Recorded data
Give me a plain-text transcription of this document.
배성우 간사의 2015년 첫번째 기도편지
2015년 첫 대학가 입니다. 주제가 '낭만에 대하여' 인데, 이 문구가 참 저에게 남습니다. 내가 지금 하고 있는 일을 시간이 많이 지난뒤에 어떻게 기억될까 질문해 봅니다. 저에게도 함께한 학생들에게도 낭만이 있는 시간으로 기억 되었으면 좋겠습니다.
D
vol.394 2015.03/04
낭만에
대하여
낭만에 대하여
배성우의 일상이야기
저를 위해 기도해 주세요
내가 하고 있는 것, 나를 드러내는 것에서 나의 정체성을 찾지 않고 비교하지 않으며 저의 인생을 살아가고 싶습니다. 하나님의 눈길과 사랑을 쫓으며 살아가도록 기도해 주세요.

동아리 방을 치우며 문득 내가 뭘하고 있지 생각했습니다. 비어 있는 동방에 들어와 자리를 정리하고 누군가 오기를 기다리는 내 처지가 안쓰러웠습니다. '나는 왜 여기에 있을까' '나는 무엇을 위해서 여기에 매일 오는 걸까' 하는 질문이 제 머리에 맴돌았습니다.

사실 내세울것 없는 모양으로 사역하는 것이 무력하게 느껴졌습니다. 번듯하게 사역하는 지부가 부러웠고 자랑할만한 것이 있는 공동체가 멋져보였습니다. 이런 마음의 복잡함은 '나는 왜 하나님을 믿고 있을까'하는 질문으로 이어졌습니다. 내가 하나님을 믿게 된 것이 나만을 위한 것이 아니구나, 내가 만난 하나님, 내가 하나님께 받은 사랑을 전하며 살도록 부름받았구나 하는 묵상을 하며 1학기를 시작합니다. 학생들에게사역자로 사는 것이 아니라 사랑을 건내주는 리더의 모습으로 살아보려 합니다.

--

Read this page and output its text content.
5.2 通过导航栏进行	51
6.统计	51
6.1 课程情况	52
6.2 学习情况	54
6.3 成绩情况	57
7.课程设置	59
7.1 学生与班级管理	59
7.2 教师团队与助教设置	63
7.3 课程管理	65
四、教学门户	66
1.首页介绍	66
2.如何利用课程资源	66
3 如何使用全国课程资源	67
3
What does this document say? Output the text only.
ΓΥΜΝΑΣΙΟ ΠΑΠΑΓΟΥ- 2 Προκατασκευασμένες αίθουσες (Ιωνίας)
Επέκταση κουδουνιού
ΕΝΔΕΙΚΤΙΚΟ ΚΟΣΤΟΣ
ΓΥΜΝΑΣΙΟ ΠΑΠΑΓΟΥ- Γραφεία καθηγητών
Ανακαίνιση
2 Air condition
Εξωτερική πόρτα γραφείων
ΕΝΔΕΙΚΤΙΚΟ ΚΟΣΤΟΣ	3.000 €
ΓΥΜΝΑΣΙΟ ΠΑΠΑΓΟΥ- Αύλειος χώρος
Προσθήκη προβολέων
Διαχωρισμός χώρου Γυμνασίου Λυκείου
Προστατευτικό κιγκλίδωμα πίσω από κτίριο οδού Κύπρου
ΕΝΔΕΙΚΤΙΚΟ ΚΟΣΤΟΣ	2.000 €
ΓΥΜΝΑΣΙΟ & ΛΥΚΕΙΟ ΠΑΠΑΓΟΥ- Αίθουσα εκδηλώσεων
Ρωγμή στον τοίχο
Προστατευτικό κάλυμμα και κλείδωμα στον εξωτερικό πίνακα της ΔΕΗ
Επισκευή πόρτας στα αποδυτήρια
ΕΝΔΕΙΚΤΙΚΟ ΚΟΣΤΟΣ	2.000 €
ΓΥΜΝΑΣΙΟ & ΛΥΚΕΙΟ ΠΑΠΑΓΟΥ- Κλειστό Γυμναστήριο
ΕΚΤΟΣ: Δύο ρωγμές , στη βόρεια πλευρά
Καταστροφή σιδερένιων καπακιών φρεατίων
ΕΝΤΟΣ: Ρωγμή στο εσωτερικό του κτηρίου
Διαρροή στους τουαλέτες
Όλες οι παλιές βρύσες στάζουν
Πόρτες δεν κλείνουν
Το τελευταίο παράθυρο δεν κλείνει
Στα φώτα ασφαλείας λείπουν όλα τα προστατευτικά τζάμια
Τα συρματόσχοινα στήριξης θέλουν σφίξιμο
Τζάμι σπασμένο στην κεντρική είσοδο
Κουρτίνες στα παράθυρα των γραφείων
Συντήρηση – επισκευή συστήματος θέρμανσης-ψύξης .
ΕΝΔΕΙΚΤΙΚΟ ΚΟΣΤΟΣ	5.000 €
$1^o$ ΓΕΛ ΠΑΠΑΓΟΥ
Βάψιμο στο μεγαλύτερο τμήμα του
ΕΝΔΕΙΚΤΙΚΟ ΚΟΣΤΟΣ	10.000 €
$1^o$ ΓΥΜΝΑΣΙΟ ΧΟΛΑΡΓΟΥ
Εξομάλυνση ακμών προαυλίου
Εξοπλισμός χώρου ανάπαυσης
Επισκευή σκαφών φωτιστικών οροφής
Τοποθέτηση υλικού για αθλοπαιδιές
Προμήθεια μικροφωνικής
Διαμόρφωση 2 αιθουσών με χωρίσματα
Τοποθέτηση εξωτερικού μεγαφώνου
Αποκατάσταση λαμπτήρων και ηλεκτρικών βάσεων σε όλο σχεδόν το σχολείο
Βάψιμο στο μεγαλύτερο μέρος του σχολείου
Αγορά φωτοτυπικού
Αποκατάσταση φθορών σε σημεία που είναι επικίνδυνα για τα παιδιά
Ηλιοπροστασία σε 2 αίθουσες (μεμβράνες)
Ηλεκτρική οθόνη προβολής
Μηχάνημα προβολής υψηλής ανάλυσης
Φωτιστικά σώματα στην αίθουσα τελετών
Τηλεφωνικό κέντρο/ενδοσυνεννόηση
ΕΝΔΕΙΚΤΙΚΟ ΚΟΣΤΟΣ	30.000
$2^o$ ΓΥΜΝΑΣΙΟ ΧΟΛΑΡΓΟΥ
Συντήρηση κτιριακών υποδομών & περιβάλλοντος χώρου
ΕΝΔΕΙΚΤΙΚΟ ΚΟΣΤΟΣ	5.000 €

EXERCISE DESCRIPTION
Copy all lines from the material that contain "ΕΝΔΕΙΚΤΙΚΟ".

FULL OUTPUT
ΕΝΔΕΙΚΤΙΚΟ ΚΟΣΤΟΣ
ΕΝΔΕΙΚΤΙΚΟ ΚΟΣΤΟΣ	3.000 €
ΕΝΔΕΙΚΤΙΚΟ ΚΟΣΤΟΣ	2.000 €
ΕΝΔΕΙΚΤΙΚΟ ΚΟΣΤΟΣ	2.000 €
ΕΝΔΕΙΚΤΙΚΟ ΚΟΣΤΟΣ	5.000 €
ΕΝΔΕΙΚΤΙΚΟ ΚΟΣΤΟΣ	10.000 €
ΕΝΔΕΙΚΤΙΚΟ ΚΟΣΤΟΣ	30.000
ΕΝΔΕΙΚΤΙΚΟ ΚΟΣΤΟΣ	5.000 €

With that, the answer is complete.